Take the line that contains "Give me the" as the first line and the final line of the records as the last; return exactly those lines and the lines between.

## Stored data entries
--

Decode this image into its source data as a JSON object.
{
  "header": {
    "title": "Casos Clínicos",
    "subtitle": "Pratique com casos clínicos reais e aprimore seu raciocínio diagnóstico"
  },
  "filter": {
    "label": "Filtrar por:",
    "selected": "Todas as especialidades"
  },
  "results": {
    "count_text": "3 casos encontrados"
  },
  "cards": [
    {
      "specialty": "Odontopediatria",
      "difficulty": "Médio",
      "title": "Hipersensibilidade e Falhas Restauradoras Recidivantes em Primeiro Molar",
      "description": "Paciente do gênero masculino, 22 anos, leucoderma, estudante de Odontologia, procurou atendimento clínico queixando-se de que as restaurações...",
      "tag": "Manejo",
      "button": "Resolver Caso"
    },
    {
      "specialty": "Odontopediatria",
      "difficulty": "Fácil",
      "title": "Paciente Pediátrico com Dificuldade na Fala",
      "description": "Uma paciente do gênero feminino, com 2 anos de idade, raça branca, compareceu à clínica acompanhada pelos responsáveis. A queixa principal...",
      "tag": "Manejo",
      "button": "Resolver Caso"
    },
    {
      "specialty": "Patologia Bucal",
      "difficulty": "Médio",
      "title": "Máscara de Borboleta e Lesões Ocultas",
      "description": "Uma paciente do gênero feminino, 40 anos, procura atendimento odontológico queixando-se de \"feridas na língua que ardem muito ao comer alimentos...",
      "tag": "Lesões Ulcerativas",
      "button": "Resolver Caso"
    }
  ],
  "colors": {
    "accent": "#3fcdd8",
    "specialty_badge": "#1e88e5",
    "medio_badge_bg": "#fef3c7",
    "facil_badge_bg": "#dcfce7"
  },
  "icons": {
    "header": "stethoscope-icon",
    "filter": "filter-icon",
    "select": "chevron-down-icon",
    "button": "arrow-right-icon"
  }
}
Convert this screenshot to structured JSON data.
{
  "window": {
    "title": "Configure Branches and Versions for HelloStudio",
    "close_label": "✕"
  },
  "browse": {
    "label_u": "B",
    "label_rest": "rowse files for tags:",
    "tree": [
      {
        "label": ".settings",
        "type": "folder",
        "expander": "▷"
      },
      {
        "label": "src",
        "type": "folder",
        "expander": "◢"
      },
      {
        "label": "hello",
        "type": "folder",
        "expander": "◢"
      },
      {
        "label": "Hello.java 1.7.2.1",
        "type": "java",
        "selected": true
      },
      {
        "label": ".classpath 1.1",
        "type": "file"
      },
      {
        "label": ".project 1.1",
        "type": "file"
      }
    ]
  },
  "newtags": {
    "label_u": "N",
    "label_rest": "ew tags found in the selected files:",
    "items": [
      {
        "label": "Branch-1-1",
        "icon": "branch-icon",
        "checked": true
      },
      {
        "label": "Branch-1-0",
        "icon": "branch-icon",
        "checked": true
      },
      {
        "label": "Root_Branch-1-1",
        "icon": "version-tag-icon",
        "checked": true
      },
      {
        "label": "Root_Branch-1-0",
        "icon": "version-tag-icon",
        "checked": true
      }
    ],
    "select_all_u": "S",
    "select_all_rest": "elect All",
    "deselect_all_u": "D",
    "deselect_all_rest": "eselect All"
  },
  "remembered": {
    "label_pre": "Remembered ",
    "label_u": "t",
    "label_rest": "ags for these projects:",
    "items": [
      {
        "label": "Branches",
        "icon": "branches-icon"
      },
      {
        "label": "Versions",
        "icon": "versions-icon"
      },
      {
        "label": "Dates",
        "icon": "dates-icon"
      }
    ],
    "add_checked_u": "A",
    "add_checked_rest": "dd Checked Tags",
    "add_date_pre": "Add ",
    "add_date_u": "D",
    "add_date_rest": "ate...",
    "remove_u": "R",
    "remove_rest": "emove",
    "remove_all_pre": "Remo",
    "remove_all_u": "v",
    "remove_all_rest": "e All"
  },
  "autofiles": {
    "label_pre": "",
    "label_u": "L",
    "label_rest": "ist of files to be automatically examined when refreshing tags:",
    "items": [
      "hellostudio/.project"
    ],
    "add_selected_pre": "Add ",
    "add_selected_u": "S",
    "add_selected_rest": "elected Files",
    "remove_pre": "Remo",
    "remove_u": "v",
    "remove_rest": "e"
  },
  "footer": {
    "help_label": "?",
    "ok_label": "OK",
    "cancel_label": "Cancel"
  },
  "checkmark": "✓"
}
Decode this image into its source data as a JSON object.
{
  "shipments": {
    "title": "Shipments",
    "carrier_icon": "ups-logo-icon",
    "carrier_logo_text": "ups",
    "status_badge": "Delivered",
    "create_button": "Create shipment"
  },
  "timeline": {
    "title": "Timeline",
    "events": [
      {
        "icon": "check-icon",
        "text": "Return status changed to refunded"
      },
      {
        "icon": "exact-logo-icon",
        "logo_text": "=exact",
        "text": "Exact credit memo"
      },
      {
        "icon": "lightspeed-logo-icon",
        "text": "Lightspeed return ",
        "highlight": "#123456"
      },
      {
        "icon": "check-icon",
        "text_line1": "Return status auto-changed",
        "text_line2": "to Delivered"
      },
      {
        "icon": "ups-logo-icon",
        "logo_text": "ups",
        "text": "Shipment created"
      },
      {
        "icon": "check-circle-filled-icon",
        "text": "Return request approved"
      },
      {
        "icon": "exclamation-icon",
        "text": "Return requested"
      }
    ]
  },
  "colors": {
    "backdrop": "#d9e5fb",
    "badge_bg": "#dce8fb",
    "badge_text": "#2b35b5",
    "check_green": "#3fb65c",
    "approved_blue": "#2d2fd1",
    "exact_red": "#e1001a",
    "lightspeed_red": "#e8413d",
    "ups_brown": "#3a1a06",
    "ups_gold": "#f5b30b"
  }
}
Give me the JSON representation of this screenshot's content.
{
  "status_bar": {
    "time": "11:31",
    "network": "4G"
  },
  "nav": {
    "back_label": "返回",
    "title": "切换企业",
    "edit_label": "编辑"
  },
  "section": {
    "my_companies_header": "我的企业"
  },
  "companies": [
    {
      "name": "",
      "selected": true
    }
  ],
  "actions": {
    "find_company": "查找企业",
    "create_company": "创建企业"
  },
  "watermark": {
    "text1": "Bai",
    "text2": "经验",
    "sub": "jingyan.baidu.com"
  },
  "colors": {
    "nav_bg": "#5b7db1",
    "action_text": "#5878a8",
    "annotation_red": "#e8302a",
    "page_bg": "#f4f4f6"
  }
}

--

## SOLVED PROBLEM
Give me the JSON representation of this screenshot's content.
{
  "status_bar": {
    "time": "11:31",
    "network": "4G"
  },
  "nav": {
    "back_label": "返回",
    "title": "切换企业",
    "edit_label": "编辑"
  },
  "section": {
    "my_companies_header": "我的企业"
  },
  "companies": [
    {
      "name": "",
      "selected": true
    }
  ],
  "actions": {
    "find_company": "查找企业",
    "create_company": "创建企业"
  },
  "watermark": {
    "text1": "Bai",
    "text2": "经验",
    "sub": "jingyan.baidu.com"
  },
  "colors": {
    "nav_bg": "#5b7db1",
    "action_text": "#5878a8",
    "annotation_red": "#e8302a",
    "page_bg": "#f4f4f6"
  }
}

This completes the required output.